--- START OF Data excerpts ---
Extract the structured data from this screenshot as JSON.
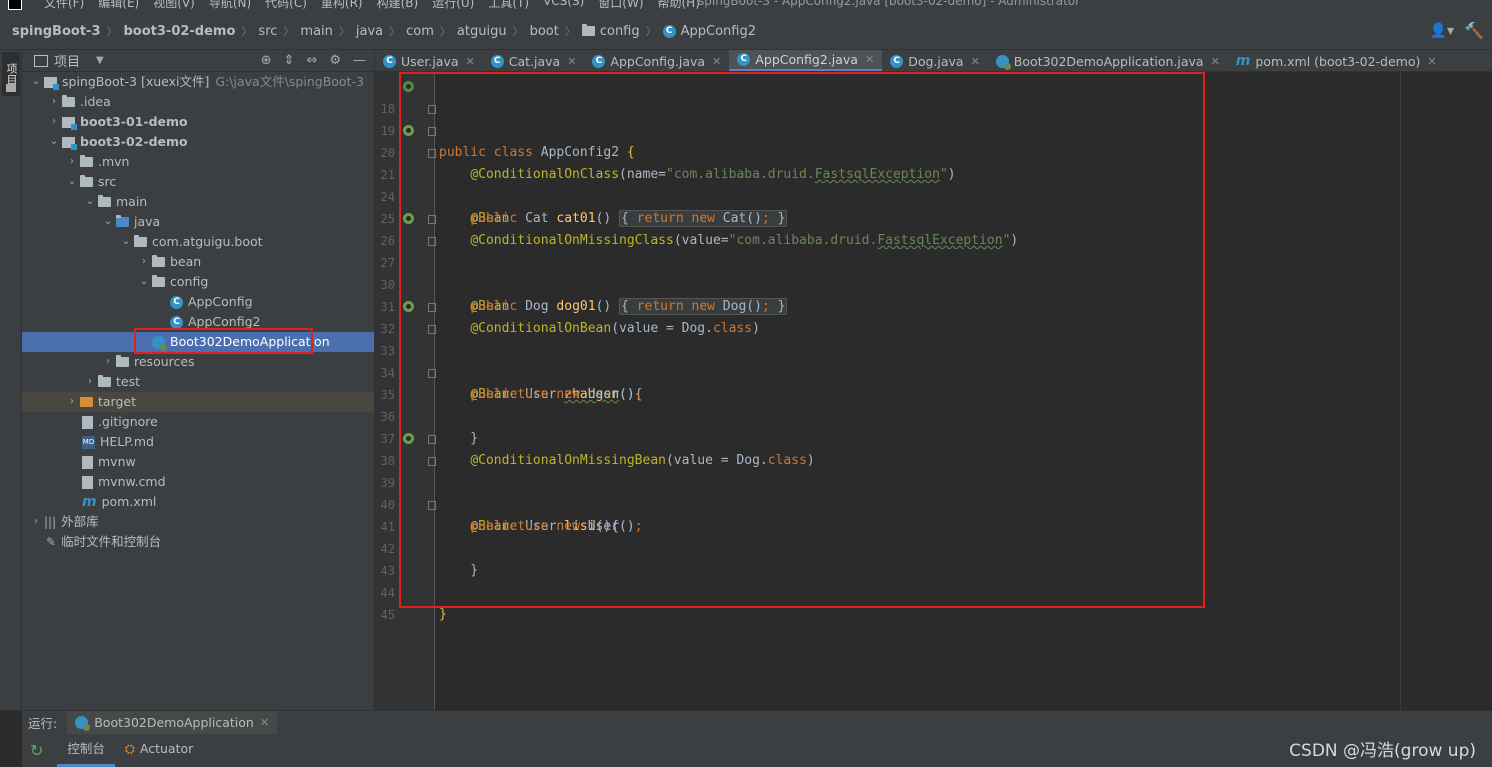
{
  "menubar": {
    "items": [
      "文件(F)",
      "编辑(E)",
      "视图(V)",
      "导航(N)",
      "代码(C)",
      "重构(R)",
      "构建(B)",
      "运行(U)",
      "工具(T)",
      "VCS(S)",
      "窗口(W)",
      "帮助(H)"
    ],
    "window_title": "spingBoot-3 - AppConfig2.java [boot3-02-demo] - Administrator"
  },
  "breadcrumb": [
    "spingBoot-3",
    "boot3-02-demo",
    "src",
    "main",
    "java",
    "com",
    "atguigu",
    "boot",
    "config",
    "AppConfig2"
  ],
  "project_panel": {
    "title": "项目",
    "tree": [
      {
        "label": "spingBoot-3 [xuexi文件]",
        "path": "G:\\java文件\\spingBoot-3"
      },
      {
        "label": ".idea"
      },
      {
        "label": "boot3-01-demo"
      },
      {
        "label": "boot3-02-demo"
      },
      {
        "label": ".mvn"
      },
      {
        "label": "src"
      },
      {
        "label": "main"
      },
      {
        "label": "java"
      },
      {
        "label": "com.atguigu.boot"
      },
      {
        "label": "bean"
      },
      {
        "label": "config"
      },
      {
        "label": "AppConfig"
      },
      {
        "label": "AppConfig2"
      },
      {
        "label": "Boot302DemoApplication"
      },
      {
        "label": "resources"
      },
      {
        "label": "test"
      },
      {
        "label": "target"
      },
      {
        "label": ".gitignore"
      },
      {
        "label": "HELP.md"
      },
      {
        "label": "mvnw"
      },
      {
        "label": "mvnw.cmd"
      },
      {
        "label": "pom.xml"
      },
      {
        "label": "外部库"
      },
      {
        "label": "临时文件和控制台"
      }
    ]
  },
  "editor_tabs": [
    "User.java",
    "Cat.java",
    "AppConfig.java",
    "AppConfig2.java",
    "Dog.java",
    "Boot302DemoApplication.java",
    "pom.xml (boot3-02-demo)"
  ],
  "code": {
    "line_numbers": [
      "18",
      "19",
      "20",
      "21",
      "24",
      "25",
      "26",
      "27",
      "30",
      "31",
      "32",
      "33",
      "34",
      "35",
      "36",
      "37",
      "38",
      "39",
      "40",
      "41",
      "42",
      "43",
      "44",
      "45"
    ],
    "class_name": "AppConfig2",
    "cond_class_value": "com.alibaba.druid.",
    "cond_class_name": "FastsqlException",
    "cat_method": "cat01",
    "dog_method": "dog01",
    "user1_method": "zhangsn",
    "user2_method": "lisi"
  },
  "run_panel": {
    "label": "运行:",
    "config": "Boot302DemoApplication",
    "tabs": [
      "控制台",
      "Actuator"
    ]
  },
  "watermark": "CSDN @冯浩(grow up)"
}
--- END OF Data excerpts ---
| Job |
Each line of the data is to be duplicated exactly; pictures stay out of the copy.

| Final result |
Extract the structured data from this screenshot as JSON.
{
  "menubar": {
    "items": [
      "文件(F)",
      "编辑(E)",
      "视图(V)",
      "导航(N)",
      "代码(C)",
      "重构(R)",
      "构建(B)",
      "运行(U)",
      "工具(T)",
      "VCS(S)",
      "窗口(W)",
      "帮助(H)"
    ],
    "window_title": "spingBoot-3 - AppConfig2.java [boot3-02-demo] - Administrator"
  },
  "breadcrumb": [
    "spingBoot-3",
    "boot3-02-demo",
    "src",
    "main",
    "java",
    "com",
    "atguigu",
    "boot",
    "config",
    "AppConfig2"
  ],
  "project_panel": {
    "title": "项目",
    "tree": [
      {
        "label": "spingBoot-3 [xuexi文件]",
        "path": "G:\\java文件\\spingBoot-3"
      },
      {
        "label": ".idea"
      },
      {
        "label": "boot3-01-demo"
      },
      {
        "label": "boot3-02-demo"
      },
      {
        "label": ".mvn"
      },
      {
        "label": "src"
      },
      {
        "label": "main"
      },
      {
        "label": "java"
      },
      {
        "label": "com.atguigu.boot"
      },
      {
        "label": "bean"
      },
      {
        "label": "config"
      },
      {
        "label": "AppConfig"
      },
      {
        "label": "AppConfig2"
      },
      {
        "label": "Boot302DemoApplication"
      },
      {
        "label": "resources"
      },
      {
        "label": "test"
      },
      {
        "label": "target"
      },
      {
        "label": ".gitignore"
      },
      {
        "label": "HELP.md"
      },
      {
        "label": "mvnw"
      },
      {
        "label": "mvnw.cmd"
      },
      {
        "label": "pom.xml"
      },
      {
        "label": "外部库"
      },
      {
        "label": "临时文件和控制台"
      }
    ]
  },
  "editor_tabs": [
    "User.java",
    "Cat.java",
    "AppConfig.java",
    "AppConfig2.java",
    "Dog.java",
    "Boot302DemoApplication.java",
    "pom.xml (boot3-02-demo)"
  ],
  "code": {
    "line_numbers": [
      "18",
      "19",
      "20",
      "21",
      "24",
      "25",
      "26",
      "27",
      "30",
      "31",
      "32",
      "33",
      "34",
      "35",
      "36",
      "37",
      "38",
      "39",
      "40",
      "41",
      "42",
      "43",
      "44",
      "45"
    ],
    "class_name": "AppConfig2",
    "cond_class_value": "com.alibaba.druid.",
    "cond_class_name": "FastsqlException",
    "cat_method": "cat01",
    "dog_method": "dog01",
    "user1_method": "zhangsn",
    "user2_method": "lisi"
  },
  "run_panel": {
    "label": "运行:",
    "config": "Boot302DemoApplication",
    "tabs": [
      "控制台",
      "Actuator"
    ]
  },
  "watermark": "CSDN @冯浩(grow up)"
}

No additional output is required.